Set every record down verbatim and omit the pictures.

══════

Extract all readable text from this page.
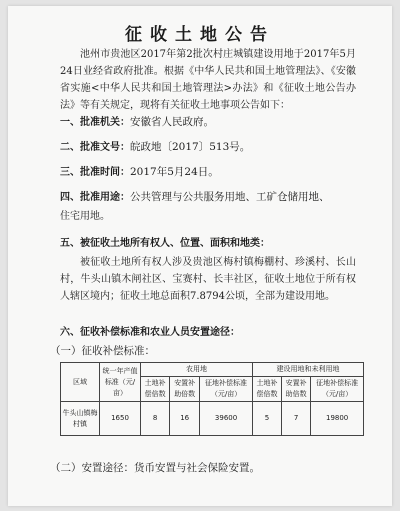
征收土地公告
池州市贵池区2017年第2批次村庄城镇建设用地于2017年5月24日业经省政府批准。根据《中华人民共和国土地管理法》、《安徽省实施<中华人民共和国土地管理法>办法》和《征收土地公告办法》等有关规定，现将有关征收土地事项公告如下：
一、批准机关：安徽省人民政府。
二、批准文号：皖政地〔2017〕513号。
三、批准时间：2017年5月24日。
四、批准用途：公共管理与公共服务用地、工矿仓储用地、
住宅用地。
五、被征收土地所有权人、位置、面积和地类：
被征收土地所有权人涉及贵池区梅村镇梅棚村、珍溪村、长山村，牛头山镇木闸社区、宝赛村、长丰社区，征收土地位于所有权人辖区境内；征收土地总面积7.8794公顷，全部为建设用地。
六、征收补偿标准和农业人员安置途径：
（一）征收补偿标准：
区域	统一年产值标准（元/亩）	农用地			建设用地和未利用地		
		土地补偿倍数	安置补助倍数	征地补偿标准（元/亩）	土地补偿倍数	安置补助倍数	征地补偿标准（元/亩）
牛头山镇梅村镇	1650	8	16	39600	5	7	19800
（二）安置途径：货币安置与社会保险安置。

══════

Full answer:
Extract all readable text from this page.
征收土地公告
池州市贵池区2017年第2批次村庄城镇建设用地于2017年5月24日业经省政府批准。根据《中华人民共和国土地管理法》、《安徽省实施<中华人民共和国土地管理法>办法》和《征收土地公告办法》等有关规定，现将有关征收土地事项公告如下：
一、批准机关：安徽省人民政府。
二、批准文号：皖政地〔2017〕513号。
三、批准时间：2017年5月24日。
四、批准用途：公共管理与公共服务用地、工矿仓储用地、
住宅用地。
五、被征收土地所有权人、位置、面积和地类：
被征收土地所有权人涉及贵池区梅村镇梅棚村、珍溪村、长山村，牛头山镇木闸社区、宝赛村、长丰社区，征收土地位于所有权人辖区境内；征收土地总面积7.8794公顷，全部为建设用地。
六、征收补偿标准和农业人员安置途径：
（一）征收补偿标准：
区域	统一年产值标准（元/亩）	农用地			建设用地和未利用地		
		土地补偿倍数	安置补助倍数	征地补偿标准（元/亩）	土地补偿倍数	安置补助倍数	征地补偿标准（元/亩）
牛头山镇梅村镇	1650	8	16	39600	5	7	19800
（二）安置途径：货币安置与社会保险安置。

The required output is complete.